What you should do:
Repeat the whole of the data, keeping every detail the same.
▼
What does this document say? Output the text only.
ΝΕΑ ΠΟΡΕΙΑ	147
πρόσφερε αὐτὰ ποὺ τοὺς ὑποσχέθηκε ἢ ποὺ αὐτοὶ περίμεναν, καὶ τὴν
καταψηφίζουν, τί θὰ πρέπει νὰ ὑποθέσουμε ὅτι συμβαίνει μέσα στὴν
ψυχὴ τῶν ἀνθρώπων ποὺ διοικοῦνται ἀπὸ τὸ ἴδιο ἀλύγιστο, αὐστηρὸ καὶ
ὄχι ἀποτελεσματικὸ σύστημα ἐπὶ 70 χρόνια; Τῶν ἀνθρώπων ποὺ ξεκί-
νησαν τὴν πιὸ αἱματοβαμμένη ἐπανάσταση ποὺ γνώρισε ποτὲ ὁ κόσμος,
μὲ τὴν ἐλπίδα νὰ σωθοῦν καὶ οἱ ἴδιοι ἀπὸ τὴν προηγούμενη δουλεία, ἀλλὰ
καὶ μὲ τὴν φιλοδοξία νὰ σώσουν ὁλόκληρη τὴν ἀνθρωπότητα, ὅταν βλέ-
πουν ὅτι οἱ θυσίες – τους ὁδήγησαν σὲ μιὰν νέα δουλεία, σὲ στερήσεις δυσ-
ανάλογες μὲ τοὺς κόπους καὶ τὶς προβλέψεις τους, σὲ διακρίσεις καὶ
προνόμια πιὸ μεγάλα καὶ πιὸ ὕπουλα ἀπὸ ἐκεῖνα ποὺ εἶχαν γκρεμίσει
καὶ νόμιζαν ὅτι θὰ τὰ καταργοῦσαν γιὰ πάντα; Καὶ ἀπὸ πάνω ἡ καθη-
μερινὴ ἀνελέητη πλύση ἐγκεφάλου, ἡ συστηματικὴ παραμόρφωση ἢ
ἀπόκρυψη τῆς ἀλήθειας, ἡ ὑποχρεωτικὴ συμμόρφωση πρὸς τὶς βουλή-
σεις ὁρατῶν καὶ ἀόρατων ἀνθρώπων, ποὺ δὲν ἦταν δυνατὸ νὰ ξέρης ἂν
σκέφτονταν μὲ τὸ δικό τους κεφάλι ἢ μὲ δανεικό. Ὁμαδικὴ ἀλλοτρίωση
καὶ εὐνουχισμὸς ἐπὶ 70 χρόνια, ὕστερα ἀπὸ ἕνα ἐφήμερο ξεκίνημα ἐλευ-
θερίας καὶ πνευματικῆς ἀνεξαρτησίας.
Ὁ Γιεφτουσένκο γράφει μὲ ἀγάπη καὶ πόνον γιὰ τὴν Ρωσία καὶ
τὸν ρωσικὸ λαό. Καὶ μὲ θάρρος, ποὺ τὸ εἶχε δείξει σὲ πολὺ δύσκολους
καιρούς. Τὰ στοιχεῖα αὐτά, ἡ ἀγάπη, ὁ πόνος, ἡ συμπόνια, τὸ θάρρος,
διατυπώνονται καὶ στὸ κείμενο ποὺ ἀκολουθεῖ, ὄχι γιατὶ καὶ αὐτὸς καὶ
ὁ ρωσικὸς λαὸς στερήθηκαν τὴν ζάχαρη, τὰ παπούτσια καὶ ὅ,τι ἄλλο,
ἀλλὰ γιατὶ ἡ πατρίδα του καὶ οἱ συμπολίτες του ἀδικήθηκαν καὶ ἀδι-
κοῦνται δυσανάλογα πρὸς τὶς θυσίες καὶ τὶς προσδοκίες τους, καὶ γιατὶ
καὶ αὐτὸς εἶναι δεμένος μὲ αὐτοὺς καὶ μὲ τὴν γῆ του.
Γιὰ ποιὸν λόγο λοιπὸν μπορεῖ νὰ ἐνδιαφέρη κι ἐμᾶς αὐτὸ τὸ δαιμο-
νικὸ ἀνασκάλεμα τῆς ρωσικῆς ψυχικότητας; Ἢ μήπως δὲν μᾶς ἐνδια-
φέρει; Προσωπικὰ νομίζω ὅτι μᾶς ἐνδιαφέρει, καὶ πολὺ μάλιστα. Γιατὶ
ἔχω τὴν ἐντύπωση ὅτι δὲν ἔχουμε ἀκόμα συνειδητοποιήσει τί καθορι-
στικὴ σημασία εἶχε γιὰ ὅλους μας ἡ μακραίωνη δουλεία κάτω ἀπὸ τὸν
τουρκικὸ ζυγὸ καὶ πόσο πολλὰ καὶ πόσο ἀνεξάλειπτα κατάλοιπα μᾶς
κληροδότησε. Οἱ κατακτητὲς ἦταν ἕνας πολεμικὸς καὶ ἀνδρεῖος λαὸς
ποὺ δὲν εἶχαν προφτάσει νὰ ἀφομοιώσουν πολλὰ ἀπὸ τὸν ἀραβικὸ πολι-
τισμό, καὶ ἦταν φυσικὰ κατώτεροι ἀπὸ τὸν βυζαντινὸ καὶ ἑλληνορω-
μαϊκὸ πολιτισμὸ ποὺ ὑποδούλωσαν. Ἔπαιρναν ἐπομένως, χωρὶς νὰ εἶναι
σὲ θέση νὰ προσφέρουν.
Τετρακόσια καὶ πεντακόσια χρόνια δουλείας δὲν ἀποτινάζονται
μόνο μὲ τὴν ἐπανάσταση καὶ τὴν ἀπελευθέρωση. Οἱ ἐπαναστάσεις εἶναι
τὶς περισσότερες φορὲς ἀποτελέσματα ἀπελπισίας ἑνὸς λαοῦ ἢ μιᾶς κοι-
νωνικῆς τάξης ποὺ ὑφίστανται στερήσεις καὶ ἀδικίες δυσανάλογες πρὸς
▲
Exercise output:
What does this document say? Output the text only.
ΝΕΑ ΠΟΡΕΙΑ	147
πρόσφερε αὐτὰ ποὺ τοὺς ὑποσχέθηκε ἢ ποὺ αὐτοὶ περίμεναν, καὶ τὴν
καταψηφίζουν, τί θὰ πρέπει νὰ ὑποθέσουμε ὅτι συμβαίνει μέσα στὴν
ψυχὴ τῶν ἀνθρώπων ποὺ διοικοῦνται ἀπὸ τὸ ἴδιο ἀλύγιστο, αὐστηρὸ καὶ
ὄχι ἀποτελεσματικὸ σύστημα ἐπὶ 70 χρόνια; Τῶν ἀνθρώπων ποὺ ξεκί-
νησαν τὴν πιὸ αἱματοβαμμένη ἐπανάσταση ποὺ γνώρισε ποτὲ ὁ κόσμος,
μὲ τὴν ἐλπίδα νὰ σωθοῦν καὶ οἱ ἴδιοι ἀπὸ τὴν προηγούμενη δουλεία, ἀλλὰ
καὶ μὲ τὴν φιλοδοξία νὰ σώσουν ὁλόκληρη τὴν ἀνθρωπότητα, ὅταν βλέ-
πουν ὅτι οἱ θυσίες – τους ὁδήγησαν σὲ μιὰν νέα δουλεία, σὲ στερήσεις δυσ-
ανάλογες μὲ τοὺς κόπους καὶ τὶς προβλέψεις τους, σὲ διακρίσεις καὶ
προνόμια πιὸ μεγάλα καὶ πιὸ ὕπουλα ἀπὸ ἐκεῖνα ποὺ εἶχαν γκρεμίσει
καὶ νόμιζαν ὅτι θὰ τὰ καταργοῦσαν γιὰ πάντα; Καὶ ἀπὸ πάνω ἡ καθη-
μερινὴ ἀνελέητη πλύση ἐγκεφάλου, ἡ συστηματικὴ παραμόρφωση ἢ
ἀπόκρυψη τῆς ἀλήθειας, ἡ ὑποχρεωτικὴ συμμόρφωση πρὸς τὶς βουλή-
σεις ὁρατῶν καὶ ἀόρατων ἀνθρώπων, ποὺ δὲν ἦταν δυνατὸ νὰ ξέρης ἂν
σκέφτονταν μὲ τὸ δικό τους κεφάλι ἢ μὲ δανεικό. Ὁμαδικὴ ἀλλοτρίωση
καὶ εὐνουχισμὸς ἐπὶ 70 χρόνια, ὕστερα ἀπὸ ἕνα ἐφήμερο ξεκίνημα ἐλευ-
θερίας καὶ πνευματικῆς ἀνεξαρτησίας.
Ὁ Γιεφτουσένκο γράφει μὲ ἀγάπη καὶ πόνον γιὰ τὴν Ρωσία καὶ
τὸν ρωσικὸ λαό. Καὶ μὲ θάρρος, ποὺ τὸ εἶχε δείξει σὲ πολὺ δύσκολους
καιρούς. Τὰ στοιχεῖα αὐτά, ἡ ἀγάπη, ὁ πόνος, ἡ συμπόνια, τὸ θάρρος,
διατυπώνονται καὶ στὸ κείμενο ποὺ ἀκολουθεῖ, ὄχι γιατὶ καὶ αὐτὸς καὶ
ὁ ρωσικὸς λαὸς στερήθηκαν τὴν ζάχαρη, τὰ παπούτσια καὶ ὅ,τι ἄλλο,
ἀλλὰ γιατὶ ἡ πατρίδα του καὶ οἱ συμπολίτες του ἀδικήθηκαν καὶ ἀδι-
κοῦνται δυσανάλογα πρὸς τὶς θυσίες καὶ τὶς προσδοκίες τους, καὶ γιατὶ
καὶ αὐτὸς εἶναι δεμένος μὲ αὐτοὺς καὶ μὲ τὴν γῆ του.
Γιὰ ποιὸν λόγο λοιπὸν μπορεῖ νὰ ἐνδιαφέρη κι ἐμᾶς αὐτὸ τὸ δαιμο-
νικὸ ἀνασκάλεμα τῆς ρωσικῆς ψυχικότητας; Ἢ μήπως δὲν μᾶς ἐνδια-
φέρει; Προσωπικὰ νομίζω ὅτι μᾶς ἐνδιαφέρει, καὶ πολὺ μάλιστα. Γιατὶ
ἔχω τὴν ἐντύπωση ὅτι δὲν ἔχουμε ἀκόμα συνειδητοποιήσει τί καθορι-
στικὴ σημασία εἶχε γιὰ ὅλους μας ἡ μακραίωνη δουλεία κάτω ἀπὸ τὸν
τουρκικὸ ζυγὸ καὶ πόσο πολλὰ καὶ πόσο ἀνεξάλειπτα κατάλοιπα μᾶς
κληροδότησε. Οἱ κατακτητὲς ἦταν ἕνας πολεμικὸς καὶ ἀνδρεῖος λαὸς
ποὺ δὲν εἶχαν προφτάσει νὰ ἀφομοιώσουν πολλὰ ἀπὸ τὸν ἀραβικὸ πολι-
τισμό, καὶ ἦταν φυσικὰ κατώτεροι ἀπὸ τὸν βυζαντινὸ καὶ ἑλληνορω-
μαϊκὸ πολιτισμὸ ποὺ ὑποδούλωσαν. Ἔπαιρναν ἐπομένως, χωρὶς νὰ εἶναι
σὲ θέση νὰ προσφέρουν.
Τετρακόσια καὶ πεντακόσια χρόνια δουλείας δὲν ἀποτινάζονται
μόνο μὲ τὴν ἐπανάσταση καὶ τὴν ἀπελευθέρωση. Οἱ ἐπαναστάσεις εἶναι
τὶς περισσότερες φορὲς ἀποτελέσματα ἀπελπισίας ἑνὸς λαοῦ ἢ μιᾶς κοι-
νωνικῆς τάξης ποὺ ὑφίστανται στερήσεις καὶ ἀδικίες δυσανάλογες πρὸς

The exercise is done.